• What this task involves: Make an exact copy of all the entries, but do not reproduce the pictures.

┌──

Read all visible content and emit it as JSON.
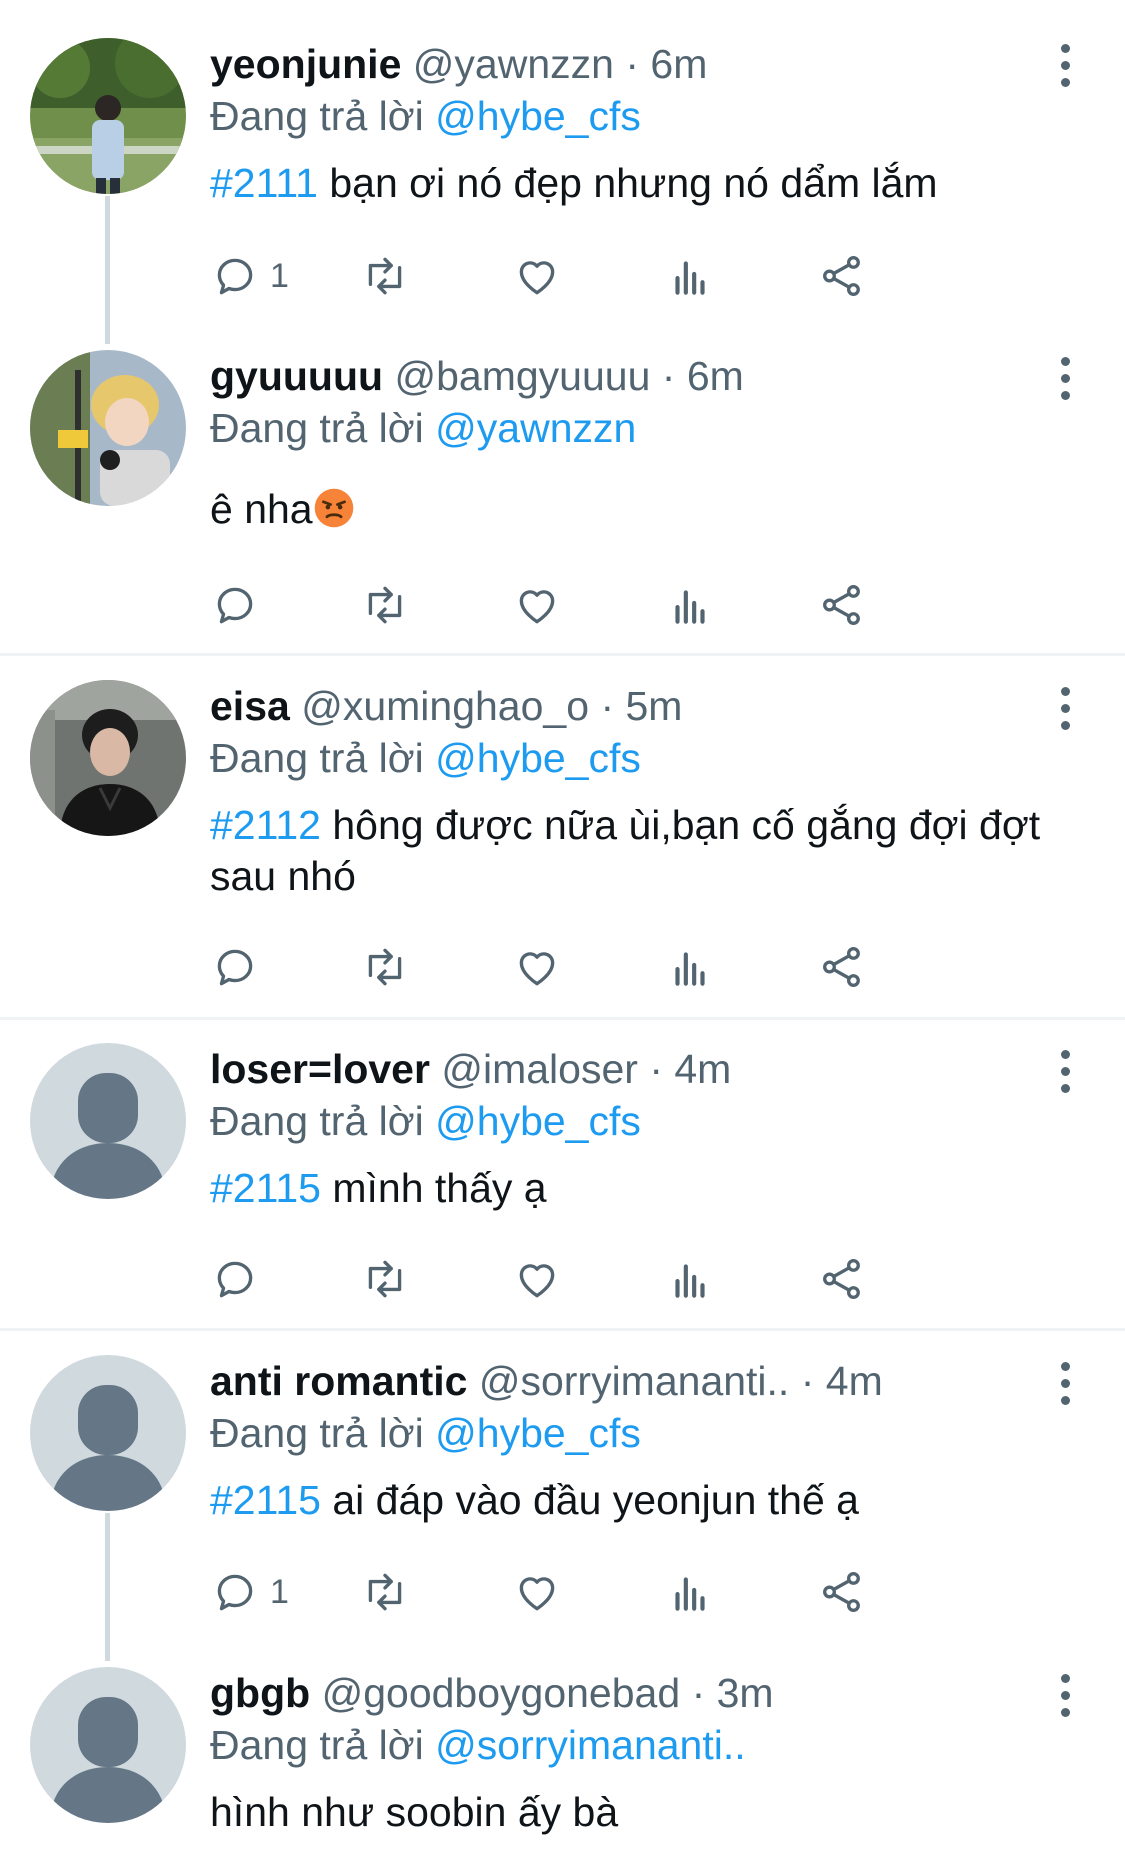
{
  "colors": {
    "accent": "#1d9bf0",
    "secondary": "#536471",
    "text": "#0f1419",
    "divider": "#eff3f4"
  },
  "tweets": [
    {
      "name": "yeonjunie",
      "handle": "@yawnzzn",
      "dot": "·",
      "time": "6m",
      "replying_label": "Đang trả lời",
      "replying_to": "@hybe_cfs",
      "hashtag": "#2111",
      "text": "bạn ơi nó đẹp nhưng nó dẩm lắm",
      "reply_count": "1",
      "avatar": "photo-avatar-park"
    },
    {
      "name": "gyuuuuu",
      "handle": "@bamgyuuuu",
      "dot": "·",
      "time": "6m",
      "replying_label": "Đang trả lời",
      "replying_to": "@yawnzzn",
      "hashtag": "",
      "text": "ê nha",
      "emoji": "angry-face-emoji",
      "reply_count": "",
      "avatar": "photo-avatar-blonde"
    },
    {
      "name": "eisa",
      "handle": "@xuminghao_o",
      "dot": "·",
      "time": "5m",
      "replying_label": "Đang trả lời",
      "replying_to": "@hybe_cfs",
      "hashtag": "#2112",
      "text": "hông được nữa ùi,bạn cố gắng đợi đợt sau nhó",
      "reply_count": "",
      "avatar": "photo-avatar-dark"
    },
    {
      "name": "loser=lover",
      "handle": "@imaloser",
      "dot": "·",
      "time": "4m",
      "replying_label": "Đang trả lời",
      "replying_to": "@hybe_cfs",
      "hashtag": "#2115",
      "text": "mình thấy ạ",
      "reply_count": "",
      "avatar": "default-avatar"
    },
    {
      "name": "anti romantic",
      "handle": "@sorryimananti..",
      "dot": "·",
      "time": "4m",
      "replying_label": "Đang trả lời",
      "replying_to": "@hybe_cfs",
      "hashtag": "#2115",
      "text": "ai đáp vào đầu yeonjun thế ạ",
      "reply_count": "1",
      "avatar": "default-avatar"
    },
    {
      "name": "gbgb",
      "handle": "@goodboygonebad",
      "dot": "·",
      "time": "3m",
      "replying_label": "Đang trả lời",
      "replying_to": "@sorryimananti..",
      "hashtag": "",
      "text": "hình như soobin ấy bà",
      "reply_count": "",
      "avatar": "default-avatar"
    }
  ]
}
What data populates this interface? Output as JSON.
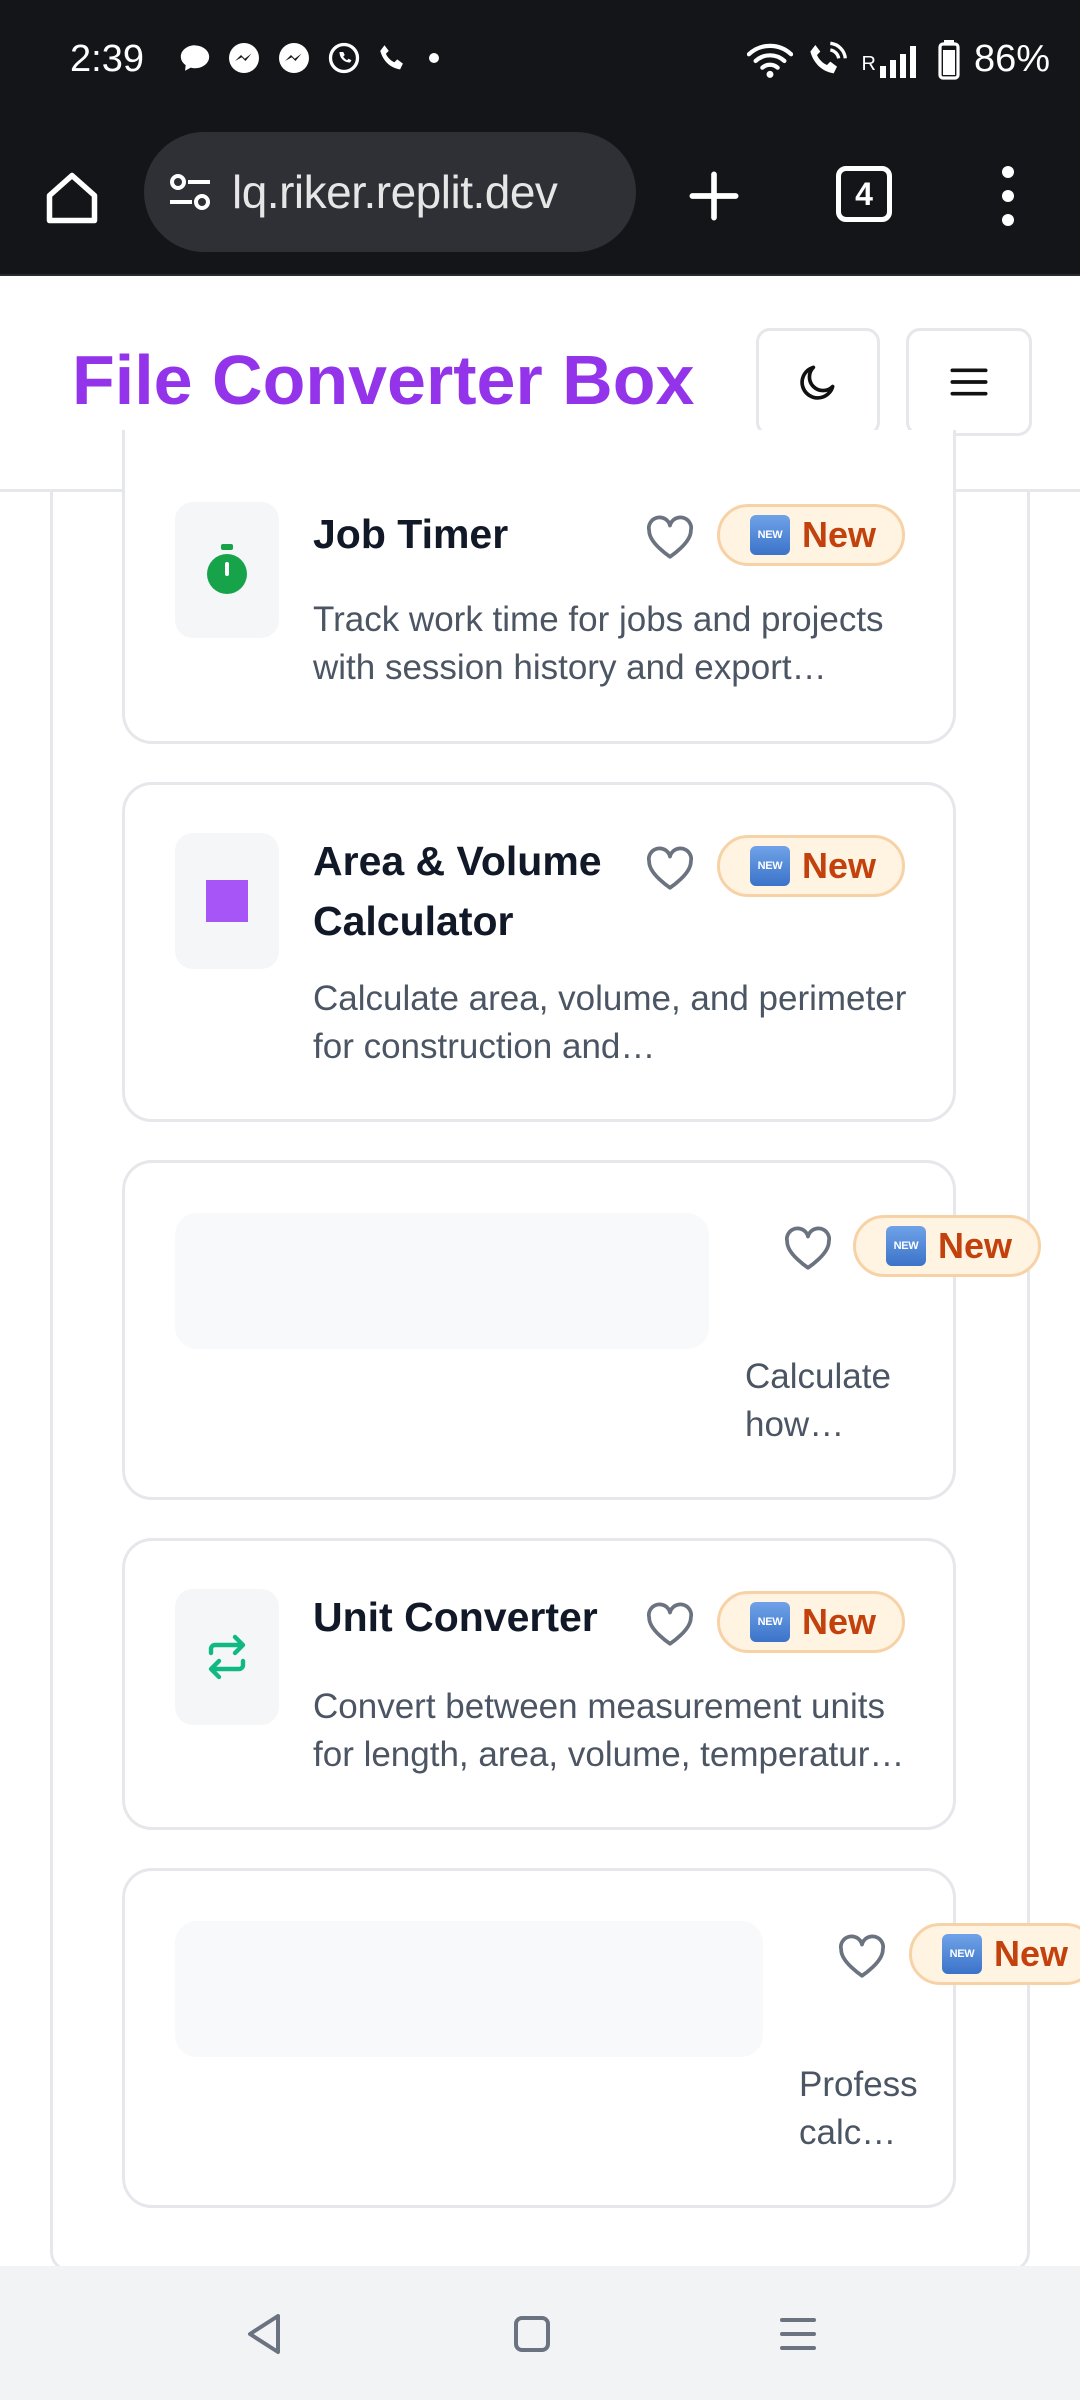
{
  "status_bar": {
    "time": "2:39",
    "battery": "86%",
    "signal_label": "R"
  },
  "browser": {
    "url": "lq.riker.replit.dev",
    "tab_count": "4"
  },
  "app": {
    "title": "File Converter Box",
    "title_color": "#9333ea"
  },
  "cards": [
    {
      "title": "Job Timer",
      "description": "Track work time for jobs and projects with session history and export…",
      "badge": "New",
      "badge_icon_text": "NEW",
      "icon": "stopwatch-icon",
      "icon_color": "#16a34a"
    },
    {
      "title": "Area & Volume Calculator",
      "description": "Calculate area, volume, and perimeter for construction and…",
      "badge": "New",
      "badge_icon_text": "NEW",
      "icon": "square-icon",
      "icon_color": "#a855f7"
    },
    {
      "title": "",
      "description": "Calculate how…",
      "badge": "New",
      "badge_icon_text": "NEW",
      "icon": "loading-placeholder"
    },
    {
      "title": "Unit Converter",
      "description": "Convert between measurement units for length, area, volume, temperatur…",
      "badge": "New",
      "badge_icon_text": "NEW",
      "icon": "repeat-arrows-icon",
      "icon_color": "#10b981"
    },
    {
      "title": "",
      "description": "Profess calc…",
      "badge": "New",
      "badge_icon_text": "NEW",
      "icon": "loading-placeholder"
    }
  ]
}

└──

• Output for this task:
Read all visible content and emit it as JSON.
{
  "colors": {
    "accent": "#1d9bf0",
    "secondary": "#536471",
    "text": "#0f1419",
    "divider": "#eff3f4"
  },
  "tweets": [
    {
      "name": "yeonjunie",
      "handle": "@yawnzzn",
      "dot": "·",
      "time": "6m",
      "replying_label": "Đang trả lời",
      "replying_to": "@hybe_cfs",
      "hashtag": "#2111",
      "text": "bạn ơi nó đẹp nhưng nó dẩm lắm",
      "reply_count": "1",
      "avatar": "photo-avatar-park"
    },
    {
      "name": "gyuuuuu",
      "handle": "@bamgyuuuu",
      "dot": "·",
      "time": "6m",
      "replying_label": "Đang trả lời",
      "replying_to": "@yawnzzn",
      "hashtag": "",
      "text": "ê nha",
      "emoji": "angry-face-emoji",
      "reply_count": "",
      "avatar": "photo-avatar-blonde"
    },
    {
      "name": "eisa",
      "handle": "@xuminghao_o",
      "dot": "·",
      "time": "5m",
      "replying_label": "Đang trả lời",
      "replying_to": "@hybe_cfs",
      "hashtag": "#2112",
      "text": "hông được nữa ùi,bạn cố gắng đợi đợt sau nhó",
      "reply_count": "",
      "avatar": "photo-avatar-dark"
    },
    {
      "name": "loser=lover",
      "handle": "@imaloser",
      "dot": "·",
      "time": "4m",
      "replying_label": "Đang trả lời",
      "replying_to": "@hybe_cfs",
      "hashtag": "#2115",
      "text": "mình thấy ạ",
      "reply_count": "",
      "avatar": "default-avatar"
    },
    {
      "name": "anti romantic",
      "handle": "@sorryimananti..",
      "dot": "·",
      "time": "4m",
      "replying_label": "Đang trả lời",
      "replying_to": "@hybe_cfs",
      "hashtag": "#2115",
      "text": "ai đáp vào đầu yeonjun thế ạ",
      "reply_count": "1",
      "avatar": "default-avatar"
    },
    {
      "name": "gbgb",
      "handle": "@goodboygonebad",
      "dot": "·",
      "time": "3m",
      "replying_label": "Đang trả lời",
      "replying_to": "@sorryimananti..",
      "hashtag": "",
      "text": "hình như soobin ấy bà",
      "reply_count": "",
      "avatar": "default-avatar"
    }
  ]
}
What data populates this interface? Output as JSON.
{
  "status_bar": {
    "time": "2:39",
    "battery": "86%",
    "signal_label": "R"
  },
  "browser": {
    "url": "lq.riker.replit.dev",
    "tab_count": "4"
  },
  "app": {
    "title": "File Converter Box",
    "title_color": "#9333ea"
  },
  "cards": [
    {
      "title": "Job Timer",
      "description": "Track work time for jobs and projects with session history and export…",
      "badge": "New",
      "badge_icon_text": "NEW",
      "icon": "stopwatch-icon",
      "icon_color": "#16a34a"
    },
    {
      "title": "Area & Volume Calculator",
      "description": "Calculate area, volume, and perimeter for construction and…",
      "badge": "New",
      "badge_icon_text": "NEW",
      "icon": "square-icon",
      "icon_color": "#a855f7"
    },
    {
      "title": "",
      "description": "Calculate how…",
      "badge": "New",
      "badge_icon_text": "NEW",
      "icon": "loading-placeholder"
    },
    {
      "title": "Unit Converter",
      "description": "Convert between measurement units for length, area, volume, temperatur…",
      "badge": "New",
      "badge_icon_text": "NEW",
      "icon": "repeat-arrows-icon",
      "icon_color": "#10b981"
    },
    {
      "title": "",
      "description": "Profess calc…",
      "badge": "New",
      "badge_icon_text": "NEW",
      "icon": "loading-placeholder"
    }
  ]
}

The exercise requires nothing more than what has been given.